■ Given request ■
Write out the data below in full. Keep it exact.

■ Records to use ■
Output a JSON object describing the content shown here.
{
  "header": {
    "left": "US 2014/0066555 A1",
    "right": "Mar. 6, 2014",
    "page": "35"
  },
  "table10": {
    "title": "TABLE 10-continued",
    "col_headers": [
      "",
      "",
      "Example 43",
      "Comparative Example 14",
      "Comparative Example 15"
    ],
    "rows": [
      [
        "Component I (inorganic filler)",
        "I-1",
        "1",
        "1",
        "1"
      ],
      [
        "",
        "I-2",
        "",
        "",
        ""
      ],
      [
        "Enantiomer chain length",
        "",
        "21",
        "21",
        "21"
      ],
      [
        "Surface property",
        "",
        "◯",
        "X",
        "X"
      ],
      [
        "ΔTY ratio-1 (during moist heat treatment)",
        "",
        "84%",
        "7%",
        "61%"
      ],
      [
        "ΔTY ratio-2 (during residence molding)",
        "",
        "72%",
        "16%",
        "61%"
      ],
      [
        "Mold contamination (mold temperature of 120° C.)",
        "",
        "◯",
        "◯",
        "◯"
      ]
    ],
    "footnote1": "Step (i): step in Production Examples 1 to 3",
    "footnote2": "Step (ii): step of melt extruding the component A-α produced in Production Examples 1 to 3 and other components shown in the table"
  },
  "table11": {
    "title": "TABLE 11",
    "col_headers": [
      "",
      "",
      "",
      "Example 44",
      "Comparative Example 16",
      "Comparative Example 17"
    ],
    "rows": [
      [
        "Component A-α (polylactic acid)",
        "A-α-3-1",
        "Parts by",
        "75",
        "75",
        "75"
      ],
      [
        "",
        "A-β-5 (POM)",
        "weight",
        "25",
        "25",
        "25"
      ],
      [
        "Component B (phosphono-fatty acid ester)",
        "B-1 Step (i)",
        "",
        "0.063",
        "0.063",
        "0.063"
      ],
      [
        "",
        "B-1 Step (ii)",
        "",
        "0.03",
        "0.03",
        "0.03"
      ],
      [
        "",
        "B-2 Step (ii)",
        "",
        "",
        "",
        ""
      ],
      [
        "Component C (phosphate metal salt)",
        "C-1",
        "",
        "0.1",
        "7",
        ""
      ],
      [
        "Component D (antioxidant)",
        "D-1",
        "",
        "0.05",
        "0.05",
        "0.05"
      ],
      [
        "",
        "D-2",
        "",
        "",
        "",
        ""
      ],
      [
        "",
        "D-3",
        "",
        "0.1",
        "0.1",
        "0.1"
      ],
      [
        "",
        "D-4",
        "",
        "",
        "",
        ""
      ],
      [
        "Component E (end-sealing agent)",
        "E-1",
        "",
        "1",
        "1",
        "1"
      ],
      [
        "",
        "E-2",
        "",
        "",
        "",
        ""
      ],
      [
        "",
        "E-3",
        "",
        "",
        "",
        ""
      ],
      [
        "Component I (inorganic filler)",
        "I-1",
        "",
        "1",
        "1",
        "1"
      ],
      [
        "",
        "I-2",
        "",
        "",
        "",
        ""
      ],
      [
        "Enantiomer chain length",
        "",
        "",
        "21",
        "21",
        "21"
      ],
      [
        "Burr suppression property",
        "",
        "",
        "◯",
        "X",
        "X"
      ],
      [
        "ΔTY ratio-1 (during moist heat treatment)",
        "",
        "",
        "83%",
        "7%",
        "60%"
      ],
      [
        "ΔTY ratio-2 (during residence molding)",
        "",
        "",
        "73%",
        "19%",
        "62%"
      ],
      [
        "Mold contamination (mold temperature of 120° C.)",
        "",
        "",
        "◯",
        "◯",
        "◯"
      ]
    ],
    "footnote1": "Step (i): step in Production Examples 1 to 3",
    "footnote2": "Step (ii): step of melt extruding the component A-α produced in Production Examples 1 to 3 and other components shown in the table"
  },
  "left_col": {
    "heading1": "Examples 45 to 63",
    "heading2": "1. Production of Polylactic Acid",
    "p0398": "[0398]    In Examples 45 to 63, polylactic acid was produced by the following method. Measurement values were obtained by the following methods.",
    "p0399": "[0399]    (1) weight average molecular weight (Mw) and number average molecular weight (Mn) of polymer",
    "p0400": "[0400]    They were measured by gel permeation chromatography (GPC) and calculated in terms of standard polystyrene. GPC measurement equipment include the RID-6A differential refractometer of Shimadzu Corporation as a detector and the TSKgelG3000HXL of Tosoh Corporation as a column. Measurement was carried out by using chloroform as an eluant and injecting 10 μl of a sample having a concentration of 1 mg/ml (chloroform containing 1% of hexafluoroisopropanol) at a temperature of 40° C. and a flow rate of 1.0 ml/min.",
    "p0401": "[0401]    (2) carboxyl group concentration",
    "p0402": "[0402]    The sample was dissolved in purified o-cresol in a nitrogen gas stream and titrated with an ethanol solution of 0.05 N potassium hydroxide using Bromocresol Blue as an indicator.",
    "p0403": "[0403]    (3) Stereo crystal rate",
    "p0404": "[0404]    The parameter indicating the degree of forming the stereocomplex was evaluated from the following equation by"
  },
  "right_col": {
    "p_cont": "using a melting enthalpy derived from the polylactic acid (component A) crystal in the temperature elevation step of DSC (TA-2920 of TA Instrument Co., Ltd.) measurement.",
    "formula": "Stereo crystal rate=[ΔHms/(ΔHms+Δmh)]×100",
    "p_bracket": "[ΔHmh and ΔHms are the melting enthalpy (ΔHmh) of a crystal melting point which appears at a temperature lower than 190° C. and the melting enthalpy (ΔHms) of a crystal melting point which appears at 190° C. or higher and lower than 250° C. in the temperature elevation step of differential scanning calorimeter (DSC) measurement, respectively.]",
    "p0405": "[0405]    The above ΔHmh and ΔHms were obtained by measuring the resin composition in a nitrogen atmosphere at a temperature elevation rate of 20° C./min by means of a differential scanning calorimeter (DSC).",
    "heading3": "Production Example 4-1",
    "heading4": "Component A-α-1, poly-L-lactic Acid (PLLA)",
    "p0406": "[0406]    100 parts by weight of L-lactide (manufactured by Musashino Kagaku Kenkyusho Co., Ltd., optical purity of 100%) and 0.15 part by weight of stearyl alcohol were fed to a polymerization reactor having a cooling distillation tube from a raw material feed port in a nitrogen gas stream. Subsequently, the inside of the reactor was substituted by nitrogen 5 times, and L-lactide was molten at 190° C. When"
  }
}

■ Written reply ■
Output a JSON object describing the content shown here.
{
  "header": {
    "left": "US 2014/0066555 A1",
    "right": "Mar. 6, 2014",
    "page": "35"
  },
  "table10": {
    "title": "TABLE 10-continued",
    "col_headers": [
      "",
      "",
      "Example 43",
      "Comparative Example 14",
      "Comparative Example 15"
    ],
    "rows": [
      [
        "Component I (inorganic filler)",
        "I-1",
        "1",
        "1",
        "1"
      ],
      [
        "",
        "I-2",
        "",
        "",
        ""
      ],
      [
        "Enantiomer chain length",
        "",
        "21",
        "21",
        "21"
      ],
      [
        "Surface property",
        "",
        "◯",
        "X",
        "X"
      ],
      [
        "ΔTY ratio-1 (during moist heat treatment)",
        "",
        "84%",
        "7%",
        "61%"
      ],
      [
        "ΔTY ratio-2 (during residence molding)",
        "",
        "72%",
        "16%",
        "61%"
      ],
      [
        "Mold contamination (mold temperature of 120° C.)",
        "",
        "◯",
        "◯",
        "◯"
      ]
    ],
    "footnote1": "Step (i): step in Production Examples 1 to 3",
    "footnote2": "Step (ii): step of melt extruding the component A-α produced in Production Examples 1 to 3 and other components shown in the table"
  },
  "table11": {
    "title": "TABLE 11",
    "col_headers": [
      "",
      "",
      "",
      "Example 44",
      "Comparative Example 16",
      "Comparative Example 17"
    ],
    "rows": [
      [
        "Component A-α (polylactic acid)",
        "A-α-3-1",
        "Parts by",
        "75",
        "75",
        "75"
      ],
      [
        "",
        "A-β-5 (POM)",
        "weight",
        "25",
        "25",
        "25"
      ],
      [
        "Component B (phosphono-fatty acid ester)",
        "B-1 Step (i)",
        "",
        "0.063",
        "0.063",
        "0.063"
      ],
      [
        "",
        "B-1 Step (ii)",
        "",
        "0.03",
        "0.03",
        "0.03"
      ],
      [
        "",
        "B-2 Step (ii)",
        "",
        "",
        "",
        ""
      ],
      [
        "Component C (phosphate metal salt)",
        "C-1",
        "",
        "0.1",
        "7",
        ""
      ],
      [
        "Component D (antioxidant)",
        "D-1",
        "",
        "0.05",
        "0.05",
        "0.05"
      ],
      [
        "",
        "D-2",
        "",
        "",
        "",
        ""
      ],
      [
        "",
        "D-3",
        "",
        "0.1",
        "0.1",
        "0.1"
      ],
      [
        "",
        "D-4",
        "",
        "",
        "",
        ""
      ],
      [
        "Component E (end-sealing agent)",
        "E-1",
        "",
        "1",
        "1",
        "1"
      ],
      [
        "",
        "E-2",
        "",
        "",
        "",
        ""
      ],
      [
        "",
        "E-3",
        "",
        "",
        "",
        ""
      ],
      [
        "Component I (inorganic filler)",
        "I-1",
        "",
        "1",
        "1",
        "1"
      ],
      [
        "",
        "I-2",
        "",
        "",
        "",
        ""
      ],
      [
        "Enantiomer chain length",
        "",
        "",
        "21",
        "21",
        "21"
      ],
      [
        "Burr suppression property",
        "",
        "",
        "◯",
        "X",
        "X"
      ],
      [
        "ΔTY ratio-1 (during moist heat treatment)",
        "",
        "",
        "83%",
        "7%",
        "60%"
      ],
      [
        "ΔTY ratio-2 (during residence molding)",
        "",
        "",
        "73%",
        "19%",
        "62%"
      ],
      [
        "Mold contamination (mold temperature of 120° C.)",
        "",
        "",
        "◯",
        "◯",
        "◯"
      ]
    ],
    "footnote1": "Step (i): step in Production Examples 1 to 3",
    "footnote2": "Step (ii): step of melt extruding the component A-α produced in Production Examples 1 to 3 and other components shown in the table"
  },
  "left_col": {
    "heading1": "Examples 45 to 63",
    "heading2": "1. Production of Polylactic Acid",
    "p0398": "[0398]    In Examples 45 to 63, polylactic acid was produced by the following method. Measurement values were obtained by the following methods.",
    "p0399": "[0399]    (1) weight average molecular weight (Mw) and number average molecular weight (Mn) of polymer",
    "p0400": "[0400]    They were measured by gel permeation chromatography (GPC) and calculated in terms of standard polystyrene. GPC measurement equipment include the RID-6A differential refractometer of Shimadzu Corporation as a detector and the TSKgelG3000HXL of Tosoh Corporation as a column. Measurement was carried out by using chloroform as an eluant and injecting 10 μl of a sample having a concentration of 1 mg/ml (chloroform containing 1% of hexafluoroisopropanol) at a temperature of 40° C. and a flow rate of 1.0 ml/min.",
    "p0401": "[0401]    (2) carboxyl group concentration",
    "p0402": "[0402]    The sample was dissolved in purified o-cresol in a nitrogen gas stream and titrated with an ethanol solution of 0.05 N potassium hydroxide using Bromocresol Blue as an indicator.",
    "p0403": "[0403]    (3) Stereo crystal rate",
    "p0404": "[0404]    The parameter indicating the degree of forming the stereocomplex was evaluated from the following equation by"
  },
  "right_col": {
    "p_cont": "using a melting enthalpy derived from the polylactic acid (component A) crystal in the temperature elevation step of DSC (TA-2920 of TA Instrument Co., Ltd.) measurement.",
    "formula": "Stereo crystal rate=[ΔHms/(ΔHms+Δmh)]×100",
    "p_bracket": "[ΔHmh and ΔHms are the melting enthalpy (ΔHmh) of a crystal melting point which appears at a temperature lower than 190° C. and the melting enthalpy (ΔHms) of a crystal melting point which appears at 190° C. or higher and lower than 250° C. in the temperature elevation step of differential scanning calorimeter (DSC) measurement, respectively.]",
    "p0405": "[0405]    The above ΔHmh and ΔHms were obtained by measuring the resin composition in a nitrogen atmosphere at a temperature elevation rate of 20° C./min by means of a differential scanning calorimeter (DSC).",
    "heading3": "Production Example 4-1",
    "heading4": "Component A-α-1, poly-L-lactic Acid (PLLA)",
    "p0406": "[0406]    100 parts by weight of L-lactide (manufactured by Musashino Kagaku Kenkyusho Co., Ltd., optical purity of 100%) and 0.15 part by weight of stearyl alcohol were fed to a polymerization reactor having a cooling distillation tube from a raw material feed port in a nitrogen gas stream. Subsequently, the inside of the reactor was substituted by nitrogen 5 times, and L-lactide was molten at 190° C. When"
  }
}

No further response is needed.